* _Data for this task_
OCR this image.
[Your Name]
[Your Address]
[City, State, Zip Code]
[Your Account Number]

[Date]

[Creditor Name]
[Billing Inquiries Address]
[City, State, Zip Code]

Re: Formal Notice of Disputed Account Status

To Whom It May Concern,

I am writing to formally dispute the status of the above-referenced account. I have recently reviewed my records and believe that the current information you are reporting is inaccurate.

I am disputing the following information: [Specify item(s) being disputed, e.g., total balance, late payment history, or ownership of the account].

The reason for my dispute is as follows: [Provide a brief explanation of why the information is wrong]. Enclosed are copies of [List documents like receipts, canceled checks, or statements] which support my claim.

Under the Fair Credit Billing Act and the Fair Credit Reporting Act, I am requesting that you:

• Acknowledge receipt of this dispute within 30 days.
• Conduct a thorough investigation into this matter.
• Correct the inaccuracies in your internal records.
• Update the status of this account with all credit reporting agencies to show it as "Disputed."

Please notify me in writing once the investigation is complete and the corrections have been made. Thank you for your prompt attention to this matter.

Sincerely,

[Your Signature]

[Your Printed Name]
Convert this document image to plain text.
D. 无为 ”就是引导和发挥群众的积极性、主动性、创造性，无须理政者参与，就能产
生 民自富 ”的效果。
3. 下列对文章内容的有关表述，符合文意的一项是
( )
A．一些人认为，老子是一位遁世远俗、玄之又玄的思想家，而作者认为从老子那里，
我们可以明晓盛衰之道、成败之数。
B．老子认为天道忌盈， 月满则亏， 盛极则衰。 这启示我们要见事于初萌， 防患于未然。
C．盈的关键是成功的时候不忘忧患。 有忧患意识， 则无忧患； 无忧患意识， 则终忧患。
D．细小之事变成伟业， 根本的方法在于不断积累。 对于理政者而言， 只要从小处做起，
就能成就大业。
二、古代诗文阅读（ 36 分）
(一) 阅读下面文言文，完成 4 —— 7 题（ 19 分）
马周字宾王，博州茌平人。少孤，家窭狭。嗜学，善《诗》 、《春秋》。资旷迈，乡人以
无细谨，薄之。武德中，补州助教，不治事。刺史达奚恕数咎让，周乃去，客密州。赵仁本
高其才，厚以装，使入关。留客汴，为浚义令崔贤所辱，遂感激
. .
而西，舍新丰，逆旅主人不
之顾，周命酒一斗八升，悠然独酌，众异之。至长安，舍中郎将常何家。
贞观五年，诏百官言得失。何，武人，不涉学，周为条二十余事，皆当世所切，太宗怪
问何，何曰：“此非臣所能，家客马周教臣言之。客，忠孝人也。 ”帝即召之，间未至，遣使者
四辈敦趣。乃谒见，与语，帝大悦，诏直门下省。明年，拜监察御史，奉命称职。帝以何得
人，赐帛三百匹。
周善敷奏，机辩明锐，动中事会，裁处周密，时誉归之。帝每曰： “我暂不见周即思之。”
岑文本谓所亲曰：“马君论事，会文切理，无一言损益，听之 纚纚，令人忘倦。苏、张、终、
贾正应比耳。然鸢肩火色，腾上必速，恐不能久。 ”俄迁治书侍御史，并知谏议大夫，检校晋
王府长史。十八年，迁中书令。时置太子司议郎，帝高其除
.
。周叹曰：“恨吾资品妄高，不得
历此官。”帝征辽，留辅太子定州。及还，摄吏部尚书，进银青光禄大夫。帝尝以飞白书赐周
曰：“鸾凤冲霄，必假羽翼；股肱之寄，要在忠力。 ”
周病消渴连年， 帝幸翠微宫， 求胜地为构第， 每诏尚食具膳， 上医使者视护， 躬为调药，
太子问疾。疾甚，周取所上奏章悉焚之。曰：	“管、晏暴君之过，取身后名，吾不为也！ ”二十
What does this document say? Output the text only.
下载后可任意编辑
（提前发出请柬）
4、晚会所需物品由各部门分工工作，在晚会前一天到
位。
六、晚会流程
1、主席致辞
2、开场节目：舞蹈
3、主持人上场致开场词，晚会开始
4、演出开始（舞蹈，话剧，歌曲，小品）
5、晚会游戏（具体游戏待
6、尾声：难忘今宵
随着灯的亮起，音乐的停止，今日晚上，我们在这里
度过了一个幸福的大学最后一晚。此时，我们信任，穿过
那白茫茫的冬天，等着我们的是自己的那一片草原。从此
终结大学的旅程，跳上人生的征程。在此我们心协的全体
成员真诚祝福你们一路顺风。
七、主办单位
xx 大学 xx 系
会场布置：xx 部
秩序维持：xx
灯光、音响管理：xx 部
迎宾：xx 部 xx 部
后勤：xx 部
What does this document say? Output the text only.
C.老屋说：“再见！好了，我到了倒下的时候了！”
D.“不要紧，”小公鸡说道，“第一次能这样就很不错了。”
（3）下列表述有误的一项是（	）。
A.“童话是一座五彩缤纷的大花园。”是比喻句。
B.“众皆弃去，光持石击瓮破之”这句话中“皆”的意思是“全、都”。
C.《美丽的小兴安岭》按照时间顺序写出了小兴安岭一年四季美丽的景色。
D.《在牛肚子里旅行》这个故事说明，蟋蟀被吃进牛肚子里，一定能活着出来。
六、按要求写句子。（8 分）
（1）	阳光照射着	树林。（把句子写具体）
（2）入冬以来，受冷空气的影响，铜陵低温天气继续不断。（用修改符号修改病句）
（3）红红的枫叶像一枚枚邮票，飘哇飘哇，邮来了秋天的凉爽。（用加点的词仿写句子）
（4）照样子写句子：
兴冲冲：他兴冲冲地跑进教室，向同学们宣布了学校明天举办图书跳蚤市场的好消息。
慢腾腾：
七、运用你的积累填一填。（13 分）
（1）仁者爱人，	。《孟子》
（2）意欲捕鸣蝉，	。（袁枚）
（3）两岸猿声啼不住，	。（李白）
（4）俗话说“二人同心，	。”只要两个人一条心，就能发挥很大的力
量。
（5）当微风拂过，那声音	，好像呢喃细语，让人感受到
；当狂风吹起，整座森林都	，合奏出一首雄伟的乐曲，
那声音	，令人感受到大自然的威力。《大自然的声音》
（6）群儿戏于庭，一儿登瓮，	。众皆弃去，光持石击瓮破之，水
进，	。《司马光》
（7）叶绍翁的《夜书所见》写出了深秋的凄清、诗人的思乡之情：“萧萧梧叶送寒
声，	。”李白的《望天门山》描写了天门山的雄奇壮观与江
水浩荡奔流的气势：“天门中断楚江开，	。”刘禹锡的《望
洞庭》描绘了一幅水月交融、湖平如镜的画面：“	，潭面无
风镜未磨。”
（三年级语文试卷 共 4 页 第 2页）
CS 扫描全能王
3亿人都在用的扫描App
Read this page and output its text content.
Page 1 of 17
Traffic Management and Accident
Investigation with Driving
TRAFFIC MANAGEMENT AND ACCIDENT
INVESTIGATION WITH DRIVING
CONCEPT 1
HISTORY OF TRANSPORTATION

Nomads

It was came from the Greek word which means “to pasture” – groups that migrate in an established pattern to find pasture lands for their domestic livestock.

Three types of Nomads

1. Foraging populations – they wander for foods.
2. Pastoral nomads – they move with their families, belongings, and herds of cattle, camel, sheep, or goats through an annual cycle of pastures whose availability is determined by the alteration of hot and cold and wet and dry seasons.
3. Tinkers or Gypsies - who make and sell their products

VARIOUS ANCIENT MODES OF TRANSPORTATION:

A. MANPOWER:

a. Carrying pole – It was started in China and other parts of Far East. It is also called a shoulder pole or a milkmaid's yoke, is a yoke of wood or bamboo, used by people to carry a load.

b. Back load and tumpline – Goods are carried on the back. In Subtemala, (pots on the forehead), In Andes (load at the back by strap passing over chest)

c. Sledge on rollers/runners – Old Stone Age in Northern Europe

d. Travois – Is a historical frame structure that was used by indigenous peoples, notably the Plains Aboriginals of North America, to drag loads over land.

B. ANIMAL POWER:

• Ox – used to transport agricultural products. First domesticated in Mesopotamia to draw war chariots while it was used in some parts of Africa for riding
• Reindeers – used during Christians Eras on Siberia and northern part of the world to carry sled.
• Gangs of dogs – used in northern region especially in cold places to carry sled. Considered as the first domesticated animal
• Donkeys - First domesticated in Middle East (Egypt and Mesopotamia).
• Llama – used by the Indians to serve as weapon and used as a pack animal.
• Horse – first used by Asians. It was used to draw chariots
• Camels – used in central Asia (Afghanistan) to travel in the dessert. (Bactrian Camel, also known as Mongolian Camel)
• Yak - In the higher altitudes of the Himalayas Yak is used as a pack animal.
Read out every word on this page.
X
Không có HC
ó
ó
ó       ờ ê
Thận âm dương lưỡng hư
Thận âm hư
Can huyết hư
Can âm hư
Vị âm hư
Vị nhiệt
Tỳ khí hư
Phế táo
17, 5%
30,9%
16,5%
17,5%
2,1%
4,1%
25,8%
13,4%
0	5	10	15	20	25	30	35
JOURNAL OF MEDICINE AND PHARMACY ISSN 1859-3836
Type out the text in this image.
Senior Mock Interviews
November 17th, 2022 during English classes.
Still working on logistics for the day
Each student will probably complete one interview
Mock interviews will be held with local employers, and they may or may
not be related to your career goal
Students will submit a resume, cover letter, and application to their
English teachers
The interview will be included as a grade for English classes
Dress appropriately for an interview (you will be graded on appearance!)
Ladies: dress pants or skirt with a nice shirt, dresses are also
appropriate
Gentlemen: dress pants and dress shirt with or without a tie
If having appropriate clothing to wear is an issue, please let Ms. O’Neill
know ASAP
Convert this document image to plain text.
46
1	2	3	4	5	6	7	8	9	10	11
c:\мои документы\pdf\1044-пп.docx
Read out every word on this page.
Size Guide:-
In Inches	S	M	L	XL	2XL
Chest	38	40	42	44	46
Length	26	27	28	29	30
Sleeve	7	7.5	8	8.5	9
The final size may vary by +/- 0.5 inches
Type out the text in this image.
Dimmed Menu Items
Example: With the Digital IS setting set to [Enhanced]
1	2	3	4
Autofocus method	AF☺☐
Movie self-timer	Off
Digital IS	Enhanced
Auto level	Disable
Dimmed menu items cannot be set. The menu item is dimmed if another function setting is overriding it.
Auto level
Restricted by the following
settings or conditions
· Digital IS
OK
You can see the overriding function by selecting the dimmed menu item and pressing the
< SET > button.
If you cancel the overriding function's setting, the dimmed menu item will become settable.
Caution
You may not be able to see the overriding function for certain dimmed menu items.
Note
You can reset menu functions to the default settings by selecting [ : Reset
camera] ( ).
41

* _Written request_
How many lines of the listing above include the word "draw"? State the number and nothing else.

* _Response_
2